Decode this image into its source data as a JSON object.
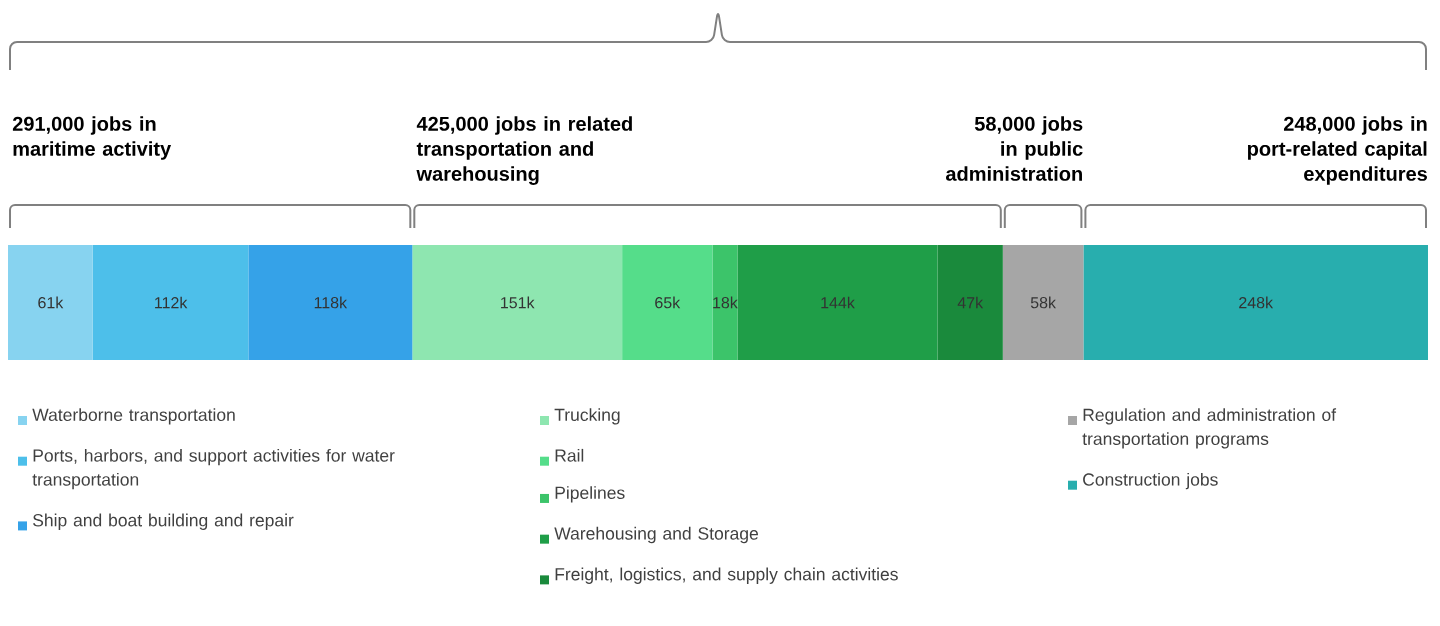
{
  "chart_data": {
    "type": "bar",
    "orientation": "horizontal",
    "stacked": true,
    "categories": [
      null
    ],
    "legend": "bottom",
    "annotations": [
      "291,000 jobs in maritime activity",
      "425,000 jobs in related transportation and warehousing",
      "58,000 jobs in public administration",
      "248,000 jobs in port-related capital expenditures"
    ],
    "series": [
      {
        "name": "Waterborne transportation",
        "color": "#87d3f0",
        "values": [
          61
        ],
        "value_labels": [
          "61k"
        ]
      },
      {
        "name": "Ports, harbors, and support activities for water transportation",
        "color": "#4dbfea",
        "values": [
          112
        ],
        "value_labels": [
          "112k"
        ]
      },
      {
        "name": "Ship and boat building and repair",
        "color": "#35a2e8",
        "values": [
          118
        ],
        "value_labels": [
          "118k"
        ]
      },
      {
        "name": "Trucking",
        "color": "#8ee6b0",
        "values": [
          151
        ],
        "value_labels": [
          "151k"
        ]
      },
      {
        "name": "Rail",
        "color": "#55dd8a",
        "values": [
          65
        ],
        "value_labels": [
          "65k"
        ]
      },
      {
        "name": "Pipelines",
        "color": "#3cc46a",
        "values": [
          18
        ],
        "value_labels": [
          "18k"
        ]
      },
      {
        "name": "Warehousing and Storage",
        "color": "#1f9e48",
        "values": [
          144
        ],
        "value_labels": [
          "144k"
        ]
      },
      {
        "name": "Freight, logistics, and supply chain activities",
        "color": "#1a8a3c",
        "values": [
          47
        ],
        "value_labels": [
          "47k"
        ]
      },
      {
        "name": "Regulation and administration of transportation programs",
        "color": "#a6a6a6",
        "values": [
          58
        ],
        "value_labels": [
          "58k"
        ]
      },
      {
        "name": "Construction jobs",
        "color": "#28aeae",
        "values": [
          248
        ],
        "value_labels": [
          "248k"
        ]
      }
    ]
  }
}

**Task description:** Select every line in the records above that contains the word "jobs".

**Reply:**
      "291,000 jobs in maritime activity",
      "425,000 jobs in related transportation and warehousing",
      "58,000 jobs in public administration",
      "248,000 jobs in port-related capital expenditures"
        "name": "Construction jobs",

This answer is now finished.